• THE REQUEST
Lines containing the word "JSON" should be extracted in full.

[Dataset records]

**********

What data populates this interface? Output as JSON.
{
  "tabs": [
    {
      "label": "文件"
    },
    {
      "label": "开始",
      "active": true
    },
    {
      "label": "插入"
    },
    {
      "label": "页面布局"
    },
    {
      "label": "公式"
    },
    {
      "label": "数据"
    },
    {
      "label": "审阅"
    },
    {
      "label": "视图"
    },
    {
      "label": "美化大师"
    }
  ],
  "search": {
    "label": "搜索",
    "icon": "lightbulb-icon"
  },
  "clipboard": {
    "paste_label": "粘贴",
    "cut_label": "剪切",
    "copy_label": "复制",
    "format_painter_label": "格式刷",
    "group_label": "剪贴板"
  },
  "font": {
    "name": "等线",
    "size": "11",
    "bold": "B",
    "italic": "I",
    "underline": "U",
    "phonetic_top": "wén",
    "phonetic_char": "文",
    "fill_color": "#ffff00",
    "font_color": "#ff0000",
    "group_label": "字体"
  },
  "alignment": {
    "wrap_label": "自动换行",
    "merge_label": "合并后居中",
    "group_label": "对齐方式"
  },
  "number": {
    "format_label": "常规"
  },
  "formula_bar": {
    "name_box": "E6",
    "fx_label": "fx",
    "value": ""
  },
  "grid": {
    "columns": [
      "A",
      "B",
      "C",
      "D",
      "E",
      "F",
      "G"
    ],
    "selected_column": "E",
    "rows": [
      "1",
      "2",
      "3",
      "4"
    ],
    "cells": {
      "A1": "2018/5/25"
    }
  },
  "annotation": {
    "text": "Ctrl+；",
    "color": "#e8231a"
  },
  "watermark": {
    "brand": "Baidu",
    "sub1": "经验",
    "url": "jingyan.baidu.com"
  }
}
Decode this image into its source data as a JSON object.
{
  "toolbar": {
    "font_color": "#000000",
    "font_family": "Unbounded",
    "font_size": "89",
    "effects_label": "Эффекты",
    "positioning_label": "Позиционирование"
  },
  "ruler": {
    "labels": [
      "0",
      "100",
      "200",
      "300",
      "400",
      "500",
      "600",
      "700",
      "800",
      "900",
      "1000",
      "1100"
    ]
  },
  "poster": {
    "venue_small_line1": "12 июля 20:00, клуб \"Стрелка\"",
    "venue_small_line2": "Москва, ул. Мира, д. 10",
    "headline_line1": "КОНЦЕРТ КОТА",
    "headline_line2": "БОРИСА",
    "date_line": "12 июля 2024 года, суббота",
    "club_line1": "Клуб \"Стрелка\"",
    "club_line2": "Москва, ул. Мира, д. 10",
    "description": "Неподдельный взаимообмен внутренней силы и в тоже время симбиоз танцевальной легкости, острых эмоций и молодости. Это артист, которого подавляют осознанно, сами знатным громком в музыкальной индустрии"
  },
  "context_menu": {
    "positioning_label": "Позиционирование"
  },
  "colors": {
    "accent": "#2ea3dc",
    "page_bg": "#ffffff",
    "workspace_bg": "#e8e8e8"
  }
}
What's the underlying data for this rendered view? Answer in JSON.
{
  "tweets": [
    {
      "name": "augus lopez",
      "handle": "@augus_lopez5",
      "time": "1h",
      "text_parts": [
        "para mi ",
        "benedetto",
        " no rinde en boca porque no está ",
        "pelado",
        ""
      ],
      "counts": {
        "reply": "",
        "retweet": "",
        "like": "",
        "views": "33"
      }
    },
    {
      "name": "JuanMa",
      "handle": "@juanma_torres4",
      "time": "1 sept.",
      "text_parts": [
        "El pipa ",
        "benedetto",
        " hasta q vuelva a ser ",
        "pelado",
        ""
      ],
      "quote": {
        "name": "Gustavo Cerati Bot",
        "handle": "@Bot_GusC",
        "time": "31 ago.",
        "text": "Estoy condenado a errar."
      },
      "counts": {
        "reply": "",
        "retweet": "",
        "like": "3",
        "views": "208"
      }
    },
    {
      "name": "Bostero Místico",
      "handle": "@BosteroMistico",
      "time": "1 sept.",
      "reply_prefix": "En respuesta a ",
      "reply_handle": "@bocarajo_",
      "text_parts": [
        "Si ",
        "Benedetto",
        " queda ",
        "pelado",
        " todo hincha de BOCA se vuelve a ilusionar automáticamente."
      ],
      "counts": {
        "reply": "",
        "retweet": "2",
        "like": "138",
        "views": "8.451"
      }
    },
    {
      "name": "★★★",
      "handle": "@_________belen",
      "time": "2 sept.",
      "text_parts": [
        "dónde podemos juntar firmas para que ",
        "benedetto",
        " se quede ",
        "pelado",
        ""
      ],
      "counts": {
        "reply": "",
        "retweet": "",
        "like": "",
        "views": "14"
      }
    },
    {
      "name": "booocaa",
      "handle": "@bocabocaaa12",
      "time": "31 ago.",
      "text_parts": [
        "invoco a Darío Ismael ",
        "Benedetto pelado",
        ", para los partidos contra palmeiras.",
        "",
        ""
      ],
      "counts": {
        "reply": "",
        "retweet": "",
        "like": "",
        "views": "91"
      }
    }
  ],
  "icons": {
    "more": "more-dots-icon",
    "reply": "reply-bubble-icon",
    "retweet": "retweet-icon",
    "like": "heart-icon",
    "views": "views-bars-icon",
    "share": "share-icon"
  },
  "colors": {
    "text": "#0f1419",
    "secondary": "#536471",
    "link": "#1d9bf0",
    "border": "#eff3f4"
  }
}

**********

• THE RESPONSE
What data populates this interface? Output as JSON.
Decode this image into its source data as a JSON object.
What's the underlying data for this rendered view? Answer in JSON.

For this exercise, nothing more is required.